INSTRUCTION: Extract every line that contains the word "Step".
^^^^^^^^
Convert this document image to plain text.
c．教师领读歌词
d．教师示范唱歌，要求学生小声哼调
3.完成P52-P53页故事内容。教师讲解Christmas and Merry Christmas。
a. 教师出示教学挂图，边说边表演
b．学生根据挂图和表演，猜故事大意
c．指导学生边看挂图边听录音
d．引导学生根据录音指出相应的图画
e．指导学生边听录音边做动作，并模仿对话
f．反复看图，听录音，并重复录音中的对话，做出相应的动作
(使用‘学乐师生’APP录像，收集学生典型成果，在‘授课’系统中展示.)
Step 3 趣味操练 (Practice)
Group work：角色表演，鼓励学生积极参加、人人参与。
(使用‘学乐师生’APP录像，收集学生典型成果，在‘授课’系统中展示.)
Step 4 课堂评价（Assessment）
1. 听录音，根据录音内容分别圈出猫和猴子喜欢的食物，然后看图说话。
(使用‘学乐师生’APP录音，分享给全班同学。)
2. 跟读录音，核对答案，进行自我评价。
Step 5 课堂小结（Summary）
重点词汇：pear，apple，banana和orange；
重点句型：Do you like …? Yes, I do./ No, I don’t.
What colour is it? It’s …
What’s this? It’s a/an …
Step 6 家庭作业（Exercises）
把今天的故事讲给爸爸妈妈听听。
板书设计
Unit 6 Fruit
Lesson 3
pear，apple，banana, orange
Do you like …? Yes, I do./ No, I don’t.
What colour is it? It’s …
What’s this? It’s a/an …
^^^^^^^^
EXERCISE RESPONSE:
Step 3 趣味操练 (Practice)
Step 4 课堂评价（Assessment）
Step 5 课堂小结（Summary）
Step 6 家庭作业（Exercises）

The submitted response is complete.